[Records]

········

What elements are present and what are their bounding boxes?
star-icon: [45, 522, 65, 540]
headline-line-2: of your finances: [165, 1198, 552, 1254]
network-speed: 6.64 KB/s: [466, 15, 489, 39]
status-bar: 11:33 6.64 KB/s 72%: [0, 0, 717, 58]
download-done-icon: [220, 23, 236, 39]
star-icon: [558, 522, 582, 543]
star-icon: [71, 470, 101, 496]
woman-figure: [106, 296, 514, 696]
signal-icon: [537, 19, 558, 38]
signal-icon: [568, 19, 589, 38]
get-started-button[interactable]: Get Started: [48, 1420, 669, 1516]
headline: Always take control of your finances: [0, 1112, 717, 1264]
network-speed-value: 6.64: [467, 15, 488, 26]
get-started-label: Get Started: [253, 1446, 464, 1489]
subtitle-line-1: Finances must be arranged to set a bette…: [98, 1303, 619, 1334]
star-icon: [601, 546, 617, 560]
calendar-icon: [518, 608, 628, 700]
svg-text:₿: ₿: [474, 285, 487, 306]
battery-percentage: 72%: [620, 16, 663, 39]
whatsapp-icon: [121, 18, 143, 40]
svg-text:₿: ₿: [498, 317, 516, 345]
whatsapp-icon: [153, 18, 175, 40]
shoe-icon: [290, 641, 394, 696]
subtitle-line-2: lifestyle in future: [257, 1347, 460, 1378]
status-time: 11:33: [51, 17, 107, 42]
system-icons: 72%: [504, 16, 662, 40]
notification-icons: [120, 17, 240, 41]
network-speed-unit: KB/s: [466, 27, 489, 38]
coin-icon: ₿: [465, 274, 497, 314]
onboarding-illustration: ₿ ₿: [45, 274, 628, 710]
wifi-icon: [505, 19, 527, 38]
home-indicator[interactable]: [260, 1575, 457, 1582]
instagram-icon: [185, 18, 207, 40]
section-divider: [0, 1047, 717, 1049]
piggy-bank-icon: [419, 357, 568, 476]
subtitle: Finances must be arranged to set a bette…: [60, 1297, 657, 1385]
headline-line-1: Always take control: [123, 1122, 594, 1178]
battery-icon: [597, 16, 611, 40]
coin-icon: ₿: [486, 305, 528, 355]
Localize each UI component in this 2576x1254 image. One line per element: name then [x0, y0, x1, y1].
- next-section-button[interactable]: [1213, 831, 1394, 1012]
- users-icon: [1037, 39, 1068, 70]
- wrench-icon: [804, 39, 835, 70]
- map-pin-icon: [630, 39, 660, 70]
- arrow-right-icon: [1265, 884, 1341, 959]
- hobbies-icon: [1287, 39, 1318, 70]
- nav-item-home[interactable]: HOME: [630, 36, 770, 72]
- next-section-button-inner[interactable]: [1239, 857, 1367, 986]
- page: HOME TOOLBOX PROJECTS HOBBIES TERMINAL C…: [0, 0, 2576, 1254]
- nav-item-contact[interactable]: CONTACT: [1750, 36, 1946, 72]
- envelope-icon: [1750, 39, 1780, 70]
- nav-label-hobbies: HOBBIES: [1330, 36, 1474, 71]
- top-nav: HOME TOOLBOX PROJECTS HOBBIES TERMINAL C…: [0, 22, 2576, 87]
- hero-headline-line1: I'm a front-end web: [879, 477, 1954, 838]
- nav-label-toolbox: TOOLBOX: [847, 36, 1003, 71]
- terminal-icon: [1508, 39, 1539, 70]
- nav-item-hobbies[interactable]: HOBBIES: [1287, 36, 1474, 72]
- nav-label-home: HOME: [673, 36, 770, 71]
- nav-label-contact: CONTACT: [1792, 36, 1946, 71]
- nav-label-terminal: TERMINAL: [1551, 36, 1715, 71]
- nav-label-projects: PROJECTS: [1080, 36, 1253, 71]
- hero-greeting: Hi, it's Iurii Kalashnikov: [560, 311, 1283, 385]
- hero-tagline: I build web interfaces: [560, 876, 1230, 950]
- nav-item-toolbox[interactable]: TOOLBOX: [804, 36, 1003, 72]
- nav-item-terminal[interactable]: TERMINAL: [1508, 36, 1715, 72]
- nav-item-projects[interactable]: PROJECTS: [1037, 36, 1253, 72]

········

In the material above, change every occurrence of "star-icon" to "sparkle-icon" and reproduce all lines with no other changes.

What elements are present and what are their bounding boxes?
sparkle-icon: [45, 522, 65, 540]
headline-line-2: of your finances: [165, 1198, 552, 1254]
network-speed: 6.64 KB/s: [466, 15, 489, 39]
status-bar: 11:33 6.64 KB/s 72%: [0, 0, 717, 58]
download-done-icon: [220, 23, 236, 39]
sparkle-icon: [558, 522, 582, 543]
sparkle-icon: [71, 470, 101, 496]
woman-figure: [106, 296, 514, 696]
signal-icon: [537, 19, 558, 38]
signal-icon: [568, 19, 589, 38]
get-started-button[interactable]: Get Started: [48, 1420, 669, 1516]
headline: Always take control of your finances: [0, 1112, 717, 1264]
network-speed-value: 6.64: [467, 15, 488, 26]
get-started-label: Get Started: [253, 1446, 464, 1489]
subtitle-line-1: Finances must be arranged to set a bette…: [98, 1303, 619, 1334]
sparkle-icon: [601, 546, 617, 560]
calendar-icon: [518, 608, 628, 700]
svg-text:₿: ₿: [474, 285, 487, 306]
battery-percentage: 72%: [620, 16, 663, 39]
whatsapp-icon: [121, 18, 143, 40]
svg-text:₿: ₿: [498, 317, 516, 345]
whatsapp-icon: [153, 18, 175, 40]
shoe-icon: [290, 641, 394, 696]
subtitle-line-2: lifestyle in future: [257, 1347, 460, 1378]
status-time: 11:33: [51, 17, 107, 42]
system-icons: 72%: [504, 16, 662, 40]
notification-icons: [120, 17, 240, 41]
network-speed-unit: KB/s: [466, 27, 489, 38]
coin-icon: ₿: [465, 274, 497, 314]
onboarding-illustration: ₿ ₿: [45, 274, 628, 710]
wifi-icon: [505, 19, 527, 38]
home-indicator[interactable]: [260, 1575, 457, 1582]
instagram-icon: [185, 18, 207, 40]
section-divider: [0, 1047, 717, 1049]
piggy-bank-icon: [419, 357, 568, 476]
subtitle: Finances must be arranged to set a bette…: [60, 1297, 657, 1385]
headline-line-1: Always take control: [123, 1122, 594, 1178]
battery-icon: [597, 16, 611, 40]
coin-icon: ₿: [486, 305, 528, 355]
Localize each UI component in this 2576x1254 image. One line per element: name then [x0, y0, x1, y1].
- next-section-button[interactable]: [1213, 831, 1394, 1012]
- users-icon: [1037, 39, 1068, 70]
- wrench-icon: [804, 39, 835, 70]
- map-pin-icon: [630, 39, 660, 70]
- arrow-right-icon: [1265, 884, 1341, 959]
- hobbies-icon: [1287, 39, 1318, 70]
- nav-item-home[interactable]: HOME: [630, 36, 770, 72]
- next-section-button-inner[interactable]: [1239, 857, 1367, 986]
- page: HOME TOOLBOX PROJECTS HOBBIES TERMINAL C…: [0, 0, 2576, 1254]
- nav-item-contact[interactable]: CONTACT: [1750, 36, 1946, 72]
- envelope-icon: [1750, 39, 1780, 70]
- nav-label-hobbies: HOBBIES: [1330, 36, 1474, 71]
- top-nav: HOME TOOLBOX PROJECTS HOBBIES TERMINAL C…: [0, 22, 2576, 87]
- hero-headline-line1: I'm a front-end web: [879, 477, 1954, 838]
- nav-label-toolbox: TOOLBOX: [847, 36, 1003, 71]
- terminal-icon: [1508, 39, 1539, 70]
- nav-item-hobbies[interactable]: HOBBIES: [1287, 36, 1474, 72]
- nav-label-home: HOME: [673, 36, 770, 71]
- nav-label-contact: CONTACT: [1792, 36, 1946, 71]
- nav-label-terminal: TERMINAL: [1551, 36, 1715, 71]
- nav-label-projects: PROJECTS: [1080, 36, 1253, 71]
- hero-greeting: Hi, it's Iurii Kalashnikov: [560, 311, 1283, 385]
- hero-tagline: I build web interfaces: [560, 876, 1230, 950]
- nav-item-toolbox[interactable]: TOOLBOX: [804, 36, 1003, 72]
- nav-item-terminal[interactable]: TERMINAL: [1508, 36, 1715, 72]
- nav-item-projects[interactable]: PROJECTS: [1037, 36, 1253, 72]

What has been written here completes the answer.